# Problem to work on
The listing beneath should be written out in full, exactly as shown.

# Entries with figure data

┌──

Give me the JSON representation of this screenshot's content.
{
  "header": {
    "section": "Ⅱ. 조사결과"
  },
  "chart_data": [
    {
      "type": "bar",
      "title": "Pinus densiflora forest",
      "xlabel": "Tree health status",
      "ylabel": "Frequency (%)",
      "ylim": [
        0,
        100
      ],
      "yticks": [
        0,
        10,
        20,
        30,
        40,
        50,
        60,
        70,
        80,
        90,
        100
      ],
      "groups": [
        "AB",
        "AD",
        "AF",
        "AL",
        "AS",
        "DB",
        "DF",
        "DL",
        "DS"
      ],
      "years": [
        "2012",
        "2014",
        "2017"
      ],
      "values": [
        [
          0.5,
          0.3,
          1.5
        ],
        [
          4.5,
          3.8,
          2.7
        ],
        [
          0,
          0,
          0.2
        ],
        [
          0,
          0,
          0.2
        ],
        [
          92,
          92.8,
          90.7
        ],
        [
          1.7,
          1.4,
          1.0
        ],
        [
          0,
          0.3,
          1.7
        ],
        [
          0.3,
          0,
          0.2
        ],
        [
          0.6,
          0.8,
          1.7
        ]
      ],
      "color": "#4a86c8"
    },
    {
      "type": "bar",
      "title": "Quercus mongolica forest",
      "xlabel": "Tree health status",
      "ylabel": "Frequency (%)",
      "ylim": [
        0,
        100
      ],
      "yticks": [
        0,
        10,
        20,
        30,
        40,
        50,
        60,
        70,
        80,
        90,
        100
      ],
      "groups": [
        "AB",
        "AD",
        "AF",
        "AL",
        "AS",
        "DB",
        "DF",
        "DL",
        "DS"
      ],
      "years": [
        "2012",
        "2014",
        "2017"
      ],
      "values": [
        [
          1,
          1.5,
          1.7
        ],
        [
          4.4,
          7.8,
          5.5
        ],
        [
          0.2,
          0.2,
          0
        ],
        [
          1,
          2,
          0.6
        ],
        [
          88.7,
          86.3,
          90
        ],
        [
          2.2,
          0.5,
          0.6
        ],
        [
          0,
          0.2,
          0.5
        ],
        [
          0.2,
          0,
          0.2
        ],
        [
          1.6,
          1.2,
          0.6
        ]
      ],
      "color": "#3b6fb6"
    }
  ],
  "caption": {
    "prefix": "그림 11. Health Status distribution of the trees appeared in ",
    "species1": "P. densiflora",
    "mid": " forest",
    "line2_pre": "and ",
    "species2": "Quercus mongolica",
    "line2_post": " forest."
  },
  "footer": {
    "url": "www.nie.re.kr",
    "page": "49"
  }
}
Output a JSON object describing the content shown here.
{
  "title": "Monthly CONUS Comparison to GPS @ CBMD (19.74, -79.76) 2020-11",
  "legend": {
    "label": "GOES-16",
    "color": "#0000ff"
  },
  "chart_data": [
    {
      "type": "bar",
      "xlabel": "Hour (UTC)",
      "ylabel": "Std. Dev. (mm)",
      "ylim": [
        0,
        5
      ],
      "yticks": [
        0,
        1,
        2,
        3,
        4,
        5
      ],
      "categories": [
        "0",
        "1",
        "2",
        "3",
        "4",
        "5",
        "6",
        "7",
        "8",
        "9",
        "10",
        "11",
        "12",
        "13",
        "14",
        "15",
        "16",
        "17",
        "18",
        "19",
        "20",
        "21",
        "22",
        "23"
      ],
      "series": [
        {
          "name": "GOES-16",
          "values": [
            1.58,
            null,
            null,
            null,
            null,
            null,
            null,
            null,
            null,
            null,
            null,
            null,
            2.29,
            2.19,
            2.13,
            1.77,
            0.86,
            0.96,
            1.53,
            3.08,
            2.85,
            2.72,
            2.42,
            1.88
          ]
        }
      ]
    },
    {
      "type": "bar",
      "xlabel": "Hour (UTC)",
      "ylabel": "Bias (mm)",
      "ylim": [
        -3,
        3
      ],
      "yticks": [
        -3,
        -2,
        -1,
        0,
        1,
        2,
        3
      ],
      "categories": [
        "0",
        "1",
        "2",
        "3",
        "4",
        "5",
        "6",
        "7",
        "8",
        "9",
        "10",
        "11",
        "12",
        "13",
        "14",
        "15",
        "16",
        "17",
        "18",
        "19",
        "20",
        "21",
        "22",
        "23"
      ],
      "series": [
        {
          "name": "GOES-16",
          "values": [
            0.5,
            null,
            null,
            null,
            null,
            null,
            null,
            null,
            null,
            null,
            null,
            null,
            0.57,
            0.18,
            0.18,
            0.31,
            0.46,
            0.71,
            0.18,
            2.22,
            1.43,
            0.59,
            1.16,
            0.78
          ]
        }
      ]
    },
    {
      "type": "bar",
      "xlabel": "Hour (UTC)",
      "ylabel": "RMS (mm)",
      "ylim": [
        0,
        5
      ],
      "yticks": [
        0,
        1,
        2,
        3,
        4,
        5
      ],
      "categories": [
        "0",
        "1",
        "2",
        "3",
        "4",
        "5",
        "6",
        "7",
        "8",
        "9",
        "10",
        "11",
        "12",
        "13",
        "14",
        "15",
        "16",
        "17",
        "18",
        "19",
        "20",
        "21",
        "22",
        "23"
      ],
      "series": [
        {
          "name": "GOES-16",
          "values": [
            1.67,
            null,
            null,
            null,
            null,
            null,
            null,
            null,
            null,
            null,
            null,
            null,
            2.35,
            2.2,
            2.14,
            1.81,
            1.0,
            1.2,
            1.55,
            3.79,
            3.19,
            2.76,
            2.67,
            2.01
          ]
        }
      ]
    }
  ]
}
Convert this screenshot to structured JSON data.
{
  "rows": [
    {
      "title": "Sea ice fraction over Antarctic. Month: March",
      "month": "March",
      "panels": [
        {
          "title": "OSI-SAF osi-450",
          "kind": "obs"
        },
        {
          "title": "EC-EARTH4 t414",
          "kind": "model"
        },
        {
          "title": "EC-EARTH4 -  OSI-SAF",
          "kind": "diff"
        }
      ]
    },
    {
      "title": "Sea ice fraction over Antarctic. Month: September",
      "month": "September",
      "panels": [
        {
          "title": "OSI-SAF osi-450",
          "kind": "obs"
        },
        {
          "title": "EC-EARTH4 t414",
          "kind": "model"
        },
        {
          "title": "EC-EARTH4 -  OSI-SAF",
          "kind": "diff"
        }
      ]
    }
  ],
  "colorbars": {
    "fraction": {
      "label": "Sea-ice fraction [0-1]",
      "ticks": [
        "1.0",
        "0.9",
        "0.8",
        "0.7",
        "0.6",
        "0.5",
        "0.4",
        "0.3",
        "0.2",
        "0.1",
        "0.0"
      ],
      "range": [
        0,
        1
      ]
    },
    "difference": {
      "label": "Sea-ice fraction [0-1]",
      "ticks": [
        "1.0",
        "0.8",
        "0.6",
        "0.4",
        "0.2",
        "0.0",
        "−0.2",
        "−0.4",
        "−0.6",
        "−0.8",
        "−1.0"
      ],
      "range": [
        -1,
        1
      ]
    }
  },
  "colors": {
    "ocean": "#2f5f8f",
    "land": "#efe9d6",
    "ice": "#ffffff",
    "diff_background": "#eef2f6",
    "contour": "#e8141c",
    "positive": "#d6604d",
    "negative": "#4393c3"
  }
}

└──

# Solution to this task
Give me the JSON representation of this screenshot's content.
{
  "header": {
    "section": "Ⅱ. 조사결과"
  },
  "chart_data": [
    {
      "type": "bar",
      "title": "Pinus densiflora forest",
      "xlabel": "Tree health status",
      "ylabel": "Frequency (%)",
      "ylim": [
        0,
        100
      ],
      "yticks": [
        0,
        10,
        20,
        30,
        40,
        50,
        60,
        70,
        80,
        90,
        100
      ],
      "groups": [
        "AB",
        "AD",
        "AF",
        "AL",
        "AS",
        "DB",
        "DF",
        "DL",
        "DS"
      ],
      "years": [
        "2012",
        "2014",
        "2017"
      ],
      "values": [
        [
          0.5,
          0.3,
          1.5
        ],
        [
          4.5,
          3.8,
          2.7
        ],
        [
          0,
          0,
          0.2
        ],
        [
          0,
          0,
          0.2
        ],
        [
          92,
          92.8,
          90.7
        ],
        [
          1.7,
          1.4,
          1.0
        ],
        [
          0,
          0.3,
          1.7
        ],
        [
          0.3,
          0,
          0.2
        ],
        [
          0.6,
          0.8,
          1.7
        ]
      ],
      "color": "#4a86c8"
    },
    {
      "type": "bar",
      "title": "Quercus mongolica forest",
      "xlabel": "Tree health status",
      "ylabel": "Frequency (%)",
      "ylim": [
        0,
        100
      ],
      "yticks": [
        0,
        10,
        20,
        30,
        40,
        50,
        60,
        70,
        80,
        90,
        100
      ],
      "groups": [
        "AB",
        "AD",
        "AF",
        "AL",
        "AS",
        "DB",
        "DF",
        "DL",
        "DS"
      ],
      "years": [
        "2012",
        "2014",
        "2017"
      ],
      "values": [
        [
          1,
          1.5,
          1.7
        ],
        [
          4.4,
          7.8,
          5.5
        ],
        [
          0.2,
          0.2,
          0
        ],
        [
          1,
          2,
          0.6
        ],
        [
          88.7,
          86.3,
          90
        ],
        [
          2.2,
          0.5,
          0.6
        ],
        [
          0,
          0.2,
          0.5
        ],
        [
          0.2,
          0,
          0.2
        ],
        [
          1.6,
          1.2,
          0.6
        ]
      ],
      "color": "#3b6fb6"
    }
  ],
  "caption": {
    "prefix": "그림 11. Health Status distribution of the trees appeared in ",
    "species1": "P. densiflora",
    "mid": " forest",
    "line2_pre": "and ",
    "species2": "Quercus mongolica",
    "line2_post": " forest."
  },
  "footer": {
    "url": "www.nie.re.kr",
    "page": "49"
  }
}
Output a JSON object describing the content shown here.
{
  "title": "Monthly CONUS Comparison to GPS @ CBMD (19.74, -79.76) 2020-11",
  "legend": {
    "label": "GOES-16",
    "color": "#0000ff"
  },
  "chart_data": [
    {
      "type": "bar",
      "xlabel": "Hour (UTC)",
      "ylabel": "Std. Dev. (mm)",
      "ylim": [
        0,
        5
      ],
      "yticks": [
        0,
        1,
        2,
        3,
        4,
        5
      ],
      "categories": [
        "0",
        "1",
        "2",
        "3",
        "4",
        "5",
        "6",
        "7",
        "8",
        "9",
        "10",
        "11",
        "12",
        "13",
        "14",
        "15",
        "16",
        "17",
        "18",
        "19",
        "20",
        "21",
        "22",
        "23"
      ],
      "series": [
        {
          "name": "GOES-16",
          "values": [
            1.58,
            null,
            null,
            null,
            null,
            null,
            null,
            null,
            null,
            null,
            null,
            null,
            2.29,
            2.19,
            2.13,
            1.77,
            0.86,
            0.96,
            1.53,
            3.08,
            2.85,
            2.72,
            2.42,
            1.88
          ]
        }
      ]
    },
    {
      "type": "bar",
      "xlabel": "Hour (UTC)",
      "ylabel": "Bias (mm)",
      "ylim": [
        -3,
        3
      ],
      "yticks": [
        -3,
        -2,
        -1,
        0,
        1,
        2,
        3
      ],
      "categories": [
        "0",
        "1",
        "2",
        "3",
        "4",
        "5",
        "6",
        "7",
        "8",
        "9",
        "10",
        "11",
        "12",
        "13",
        "14",
        "15",
        "16",
        "17",
        "18",
        "19",
        "20",
        "21",
        "22",
        "23"
      ],
      "series": [
        {
          "name": "GOES-16",
          "values": [
            0.5,
            null,
            null,
            null,
            null,
            null,
            null,
            null,
            null,
            null,
            null,
            null,
            0.57,
            0.18,
            0.18,
            0.31,
            0.46,
            0.71,
            0.18,
            2.22,
            1.43,
            0.59,
            1.16,
            0.78
          ]
        }
      ]
    },
    {
      "type": "bar",
      "xlabel": "Hour (UTC)",
      "ylabel": "RMS (mm)",
      "ylim": [
        0,
        5
      ],
      "yticks": [
        0,
        1,
        2,
        3,
        4,
        5
      ],
      "categories": [
        "0",
        "1",
        "2",
        "3",
        "4",
        "5",
        "6",
        "7",
        "8",
        "9",
        "10",
        "11",
        "12",
        "13",
        "14",
        "15",
        "16",
        "17",
        "18",
        "19",
        "20",
        "21",
        "22",
        "23"
      ],
      "series": [
        {
          "name": "GOES-16",
          "values": [
            1.67,
            null,
            null,
            null,
            null,
            null,
            null,
            null,
            null,
            null,
            null,
            null,
            2.35,
            2.2,
            2.14,
            1.81,
            1.0,
            1.2,
            1.55,
            3.79,
            3.19,
            2.76,
            2.67,
            2.01
          ]
        }
      ]
    }
  ]
}
Convert this screenshot to structured JSON data.
{
  "rows": [
    {
      "title": "Sea ice fraction over Antarctic. Month: March",
      "month": "March",
      "panels": [
        {
          "title": "OSI-SAF osi-450",
          "kind": "obs"
        },
        {
          "title": "EC-EARTH4 t414",
          "kind": "model"
        },
        {
          "title": "EC-EARTH4 -  OSI-SAF",
          "kind": "diff"
        }
      ]
    },
    {
      "title": "Sea ice fraction over Antarctic. Month: September",
      "month": "September",
      "panels": [
        {
          "title": "OSI-SAF osi-450",
          "kind": "obs"
        },
        {
          "title": "EC-EARTH4 t414",
          "kind": "model"
        },
        {
          "title": "EC-EARTH4 -  OSI-SAF",
          "kind": "diff"
        }
      ]
    }
  ],
  "colorbars": {
    "fraction": {
      "label": "Sea-ice fraction [0-1]",
      "ticks": [
        "1.0",
        "0.9",
        "0.8",
        "0.7",
        "0.6",
        "0.5",
        "0.4",
        "0.3",
        "0.2",
        "0.1",
        "0.0"
      ],
      "range": [
        0,
        1
      ]
    },
    "difference": {
      "label": "Sea-ice fraction [0-1]",
      "ticks": [
        "1.0",
        "0.8",
        "0.6",
        "0.4",
        "0.2",
        "0.0",
        "−0.2",
        "−0.4",
        "−0.6",
        "−0.8",
        "−1.0"
      ],
      "range": [
        -1,
        1
      ]
    }
  },
  "colors": {
    "ocean": "#2f5f8f",
    "land": "#efe9d6",
    "ice": "#ffffff",
    "diff_background": "#eef2f6",
    "contour": "#e8141c",
    "positive": "#d6604d",
    "negative": "#4393c3"
  }
}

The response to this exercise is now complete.